Show only lines that include "adjective".

[Start of Dataset extract]

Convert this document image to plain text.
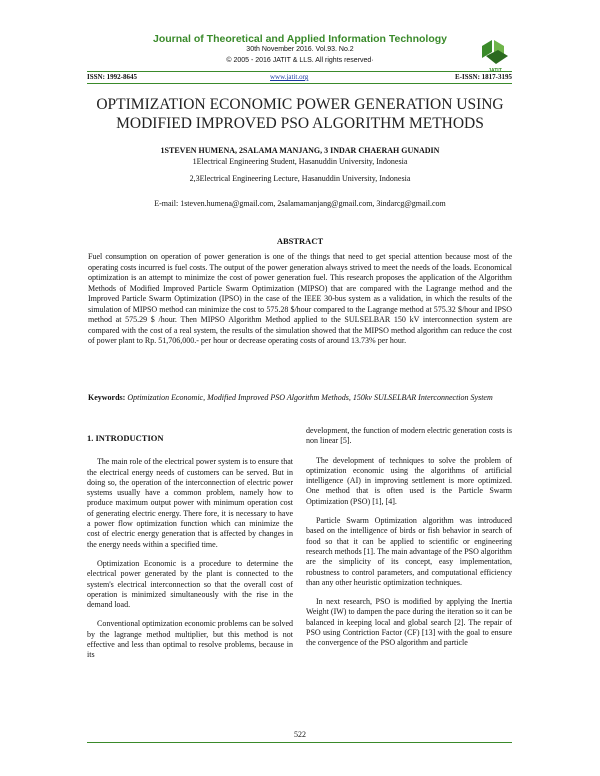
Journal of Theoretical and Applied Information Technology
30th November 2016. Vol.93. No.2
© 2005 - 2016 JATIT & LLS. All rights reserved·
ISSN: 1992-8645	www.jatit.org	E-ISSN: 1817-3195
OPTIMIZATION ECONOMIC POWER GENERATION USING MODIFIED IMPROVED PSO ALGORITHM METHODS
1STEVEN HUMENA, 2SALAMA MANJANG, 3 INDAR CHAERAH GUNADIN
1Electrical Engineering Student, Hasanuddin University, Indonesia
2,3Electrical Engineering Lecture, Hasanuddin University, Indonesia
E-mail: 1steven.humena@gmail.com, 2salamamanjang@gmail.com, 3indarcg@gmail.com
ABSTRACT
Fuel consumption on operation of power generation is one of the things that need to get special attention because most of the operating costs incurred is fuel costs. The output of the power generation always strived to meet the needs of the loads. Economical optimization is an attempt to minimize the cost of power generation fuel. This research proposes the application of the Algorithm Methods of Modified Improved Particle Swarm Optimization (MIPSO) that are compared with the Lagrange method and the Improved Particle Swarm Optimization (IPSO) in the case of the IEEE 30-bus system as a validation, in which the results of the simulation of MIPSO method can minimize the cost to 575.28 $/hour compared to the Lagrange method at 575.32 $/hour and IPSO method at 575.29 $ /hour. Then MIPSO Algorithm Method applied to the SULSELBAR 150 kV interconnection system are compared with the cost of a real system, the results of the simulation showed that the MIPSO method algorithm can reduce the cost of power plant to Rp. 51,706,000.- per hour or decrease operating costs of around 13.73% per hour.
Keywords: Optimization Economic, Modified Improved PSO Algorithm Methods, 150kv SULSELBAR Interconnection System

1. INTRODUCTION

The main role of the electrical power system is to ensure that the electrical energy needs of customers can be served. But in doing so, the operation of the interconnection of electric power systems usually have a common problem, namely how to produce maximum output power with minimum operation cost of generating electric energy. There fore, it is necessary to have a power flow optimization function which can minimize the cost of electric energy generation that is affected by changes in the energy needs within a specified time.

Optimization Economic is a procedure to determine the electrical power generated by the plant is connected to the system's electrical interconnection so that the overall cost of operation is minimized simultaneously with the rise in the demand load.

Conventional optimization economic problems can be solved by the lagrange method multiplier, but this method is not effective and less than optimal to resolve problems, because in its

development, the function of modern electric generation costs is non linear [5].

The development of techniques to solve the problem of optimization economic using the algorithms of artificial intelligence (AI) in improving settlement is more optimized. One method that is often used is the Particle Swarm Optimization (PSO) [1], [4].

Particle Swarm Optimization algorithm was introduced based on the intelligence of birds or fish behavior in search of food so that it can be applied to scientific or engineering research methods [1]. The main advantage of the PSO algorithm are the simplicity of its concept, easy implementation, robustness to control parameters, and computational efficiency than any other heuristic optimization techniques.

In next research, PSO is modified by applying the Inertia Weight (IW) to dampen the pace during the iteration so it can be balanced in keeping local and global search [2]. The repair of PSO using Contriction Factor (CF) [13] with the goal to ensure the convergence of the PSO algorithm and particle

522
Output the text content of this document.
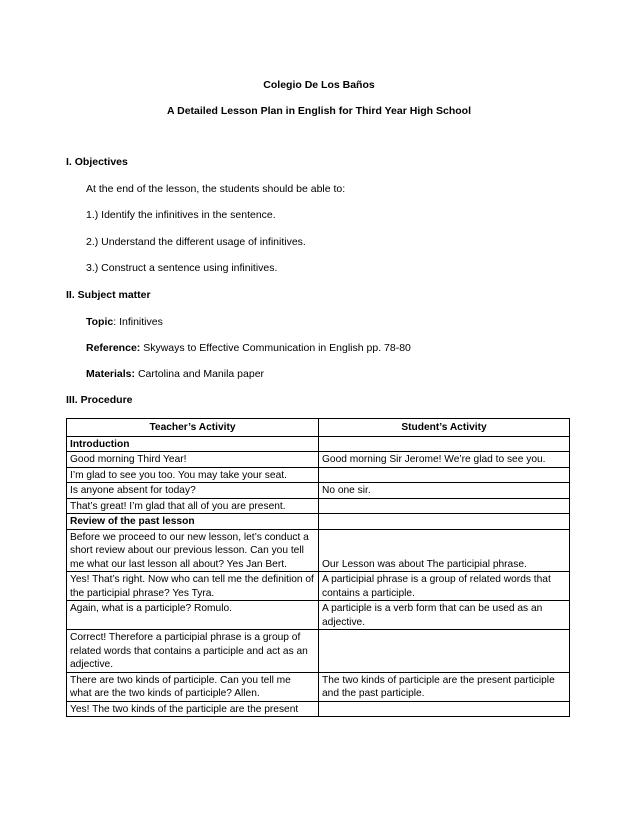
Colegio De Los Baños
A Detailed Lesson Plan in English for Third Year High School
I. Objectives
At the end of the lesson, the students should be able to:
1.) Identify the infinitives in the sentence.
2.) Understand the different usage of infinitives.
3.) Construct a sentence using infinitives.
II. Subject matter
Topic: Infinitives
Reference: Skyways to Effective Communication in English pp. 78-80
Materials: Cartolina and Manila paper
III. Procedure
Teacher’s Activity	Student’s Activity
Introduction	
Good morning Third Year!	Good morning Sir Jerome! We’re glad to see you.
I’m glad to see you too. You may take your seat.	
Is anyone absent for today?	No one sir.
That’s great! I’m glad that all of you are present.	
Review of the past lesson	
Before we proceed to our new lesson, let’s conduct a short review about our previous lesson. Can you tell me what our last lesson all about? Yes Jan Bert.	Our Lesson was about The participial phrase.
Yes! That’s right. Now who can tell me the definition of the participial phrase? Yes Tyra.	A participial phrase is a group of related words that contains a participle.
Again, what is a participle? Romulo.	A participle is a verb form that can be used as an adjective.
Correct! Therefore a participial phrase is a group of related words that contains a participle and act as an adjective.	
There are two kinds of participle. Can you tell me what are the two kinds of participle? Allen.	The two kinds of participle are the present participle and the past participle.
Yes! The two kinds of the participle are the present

[End of Dataset extract]
[Start of Dataset extract]

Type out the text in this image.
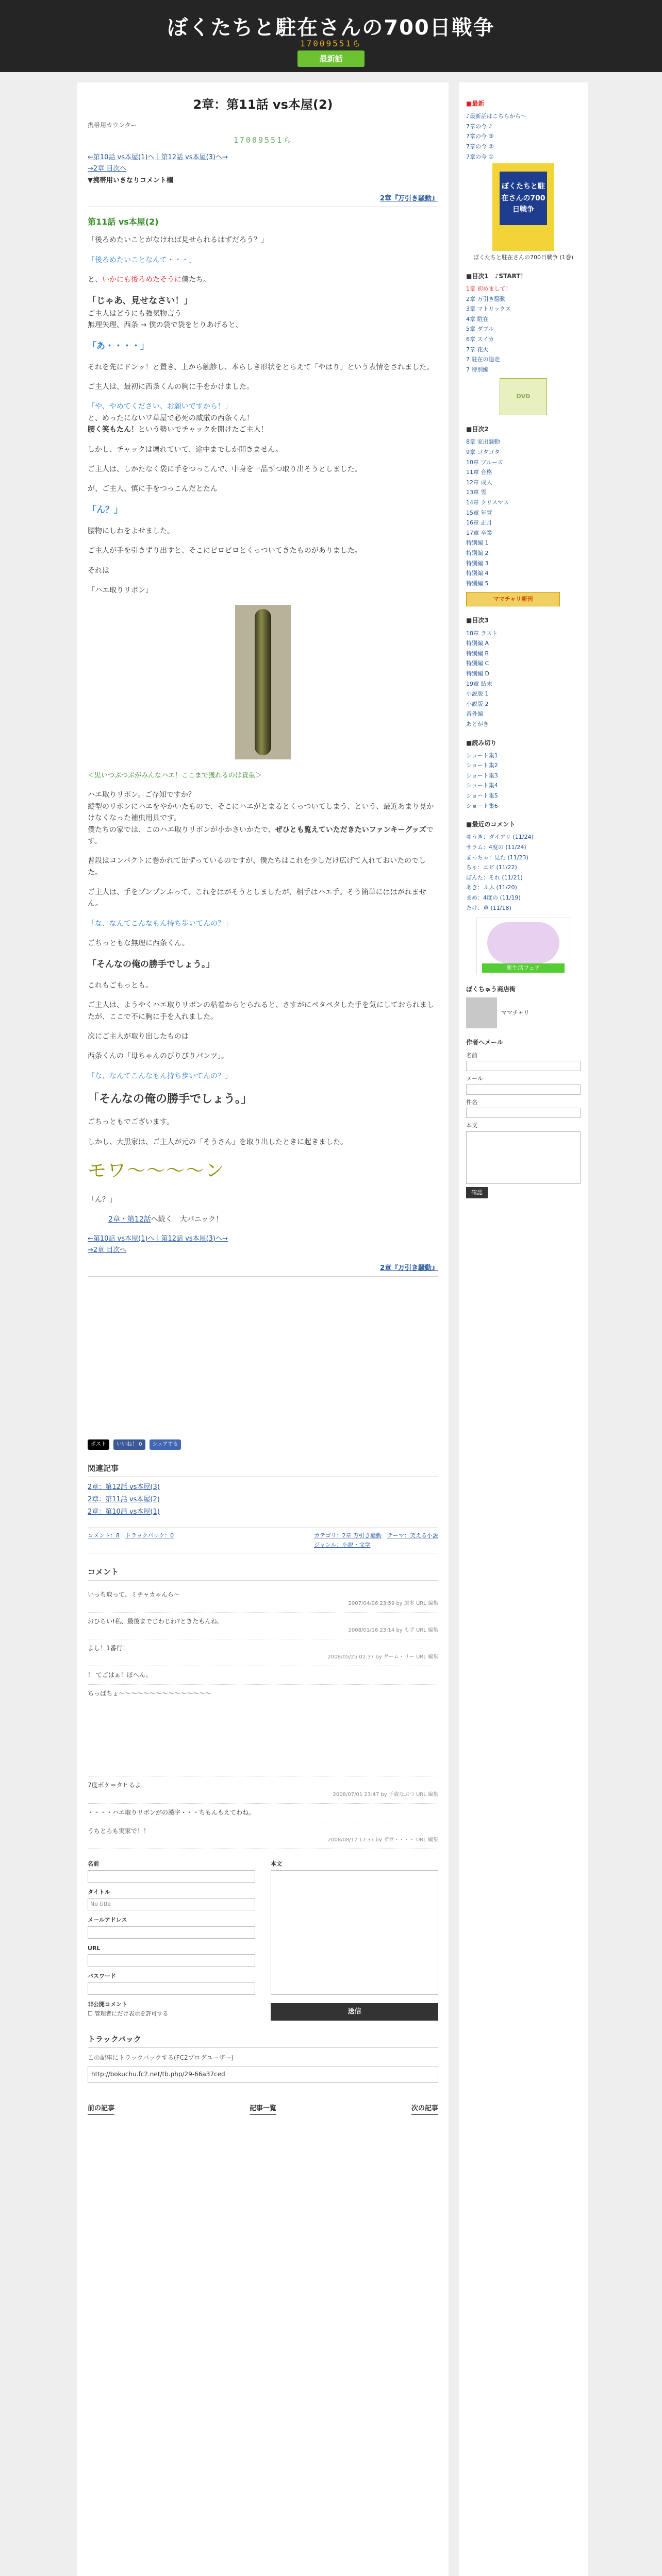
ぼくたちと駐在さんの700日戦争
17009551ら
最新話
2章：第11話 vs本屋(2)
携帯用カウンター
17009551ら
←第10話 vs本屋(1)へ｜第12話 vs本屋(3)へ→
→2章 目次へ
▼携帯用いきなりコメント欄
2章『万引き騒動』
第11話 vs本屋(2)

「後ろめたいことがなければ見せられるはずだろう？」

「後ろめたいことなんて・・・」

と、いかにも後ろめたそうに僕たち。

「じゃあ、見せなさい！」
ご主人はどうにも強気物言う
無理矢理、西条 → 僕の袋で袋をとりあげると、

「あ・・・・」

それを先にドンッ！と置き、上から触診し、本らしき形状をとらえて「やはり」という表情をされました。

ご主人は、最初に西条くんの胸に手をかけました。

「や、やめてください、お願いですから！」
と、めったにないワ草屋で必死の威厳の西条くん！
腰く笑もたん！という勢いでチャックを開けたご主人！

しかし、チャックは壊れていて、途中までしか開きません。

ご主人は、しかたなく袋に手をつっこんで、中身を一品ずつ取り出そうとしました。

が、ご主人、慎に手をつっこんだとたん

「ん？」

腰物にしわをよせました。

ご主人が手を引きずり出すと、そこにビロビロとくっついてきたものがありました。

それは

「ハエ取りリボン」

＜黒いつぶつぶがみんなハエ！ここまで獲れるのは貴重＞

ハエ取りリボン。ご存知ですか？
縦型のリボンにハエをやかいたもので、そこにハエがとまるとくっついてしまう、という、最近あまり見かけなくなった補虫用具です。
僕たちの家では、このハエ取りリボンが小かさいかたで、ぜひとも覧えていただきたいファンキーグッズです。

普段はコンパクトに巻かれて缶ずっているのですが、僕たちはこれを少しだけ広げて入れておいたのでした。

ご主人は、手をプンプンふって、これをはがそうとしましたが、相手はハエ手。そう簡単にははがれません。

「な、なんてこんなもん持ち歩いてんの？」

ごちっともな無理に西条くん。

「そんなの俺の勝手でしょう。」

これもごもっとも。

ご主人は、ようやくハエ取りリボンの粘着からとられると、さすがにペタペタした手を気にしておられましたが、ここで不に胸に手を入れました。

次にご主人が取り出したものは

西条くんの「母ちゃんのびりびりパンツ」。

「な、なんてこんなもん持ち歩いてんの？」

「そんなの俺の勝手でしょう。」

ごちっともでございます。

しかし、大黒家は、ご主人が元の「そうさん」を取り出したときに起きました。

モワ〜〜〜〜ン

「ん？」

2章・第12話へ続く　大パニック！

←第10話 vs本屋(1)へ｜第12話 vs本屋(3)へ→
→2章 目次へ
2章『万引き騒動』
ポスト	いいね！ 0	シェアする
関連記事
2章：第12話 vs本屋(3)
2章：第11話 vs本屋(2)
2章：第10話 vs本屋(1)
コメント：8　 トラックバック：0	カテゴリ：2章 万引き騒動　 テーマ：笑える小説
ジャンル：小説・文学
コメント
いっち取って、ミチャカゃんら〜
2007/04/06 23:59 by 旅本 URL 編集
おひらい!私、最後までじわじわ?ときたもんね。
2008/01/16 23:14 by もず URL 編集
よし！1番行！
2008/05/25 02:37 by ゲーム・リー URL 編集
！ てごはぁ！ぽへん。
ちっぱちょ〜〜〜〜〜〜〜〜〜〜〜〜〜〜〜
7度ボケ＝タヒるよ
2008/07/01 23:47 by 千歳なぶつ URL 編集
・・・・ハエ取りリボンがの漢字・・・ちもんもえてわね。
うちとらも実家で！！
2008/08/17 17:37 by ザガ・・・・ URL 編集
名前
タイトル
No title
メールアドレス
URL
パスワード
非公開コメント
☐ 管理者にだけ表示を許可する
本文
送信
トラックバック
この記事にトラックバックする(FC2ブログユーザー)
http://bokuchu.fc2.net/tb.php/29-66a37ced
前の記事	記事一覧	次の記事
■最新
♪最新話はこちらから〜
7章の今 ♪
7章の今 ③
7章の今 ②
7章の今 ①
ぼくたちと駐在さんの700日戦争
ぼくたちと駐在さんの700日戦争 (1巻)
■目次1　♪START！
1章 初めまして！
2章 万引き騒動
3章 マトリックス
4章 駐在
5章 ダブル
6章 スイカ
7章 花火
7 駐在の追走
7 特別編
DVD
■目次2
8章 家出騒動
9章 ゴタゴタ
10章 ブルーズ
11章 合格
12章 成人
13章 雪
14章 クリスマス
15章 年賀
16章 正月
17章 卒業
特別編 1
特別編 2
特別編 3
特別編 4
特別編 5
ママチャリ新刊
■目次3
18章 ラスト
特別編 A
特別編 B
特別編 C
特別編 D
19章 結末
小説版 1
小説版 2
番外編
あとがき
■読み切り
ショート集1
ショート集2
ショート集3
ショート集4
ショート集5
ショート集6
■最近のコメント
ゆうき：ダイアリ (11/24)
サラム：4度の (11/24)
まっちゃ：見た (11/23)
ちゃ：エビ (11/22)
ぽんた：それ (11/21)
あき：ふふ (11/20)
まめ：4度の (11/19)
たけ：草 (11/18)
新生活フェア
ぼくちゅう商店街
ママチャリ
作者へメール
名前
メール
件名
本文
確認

[End of Dataset extract]

- **Written answer**
Again, what is a participle? Romulo.	A participle is a verb form that can be used as an adjective.
Correct! Therefore a participial phrase is a group of related words that contains a participle and act as an adjective.	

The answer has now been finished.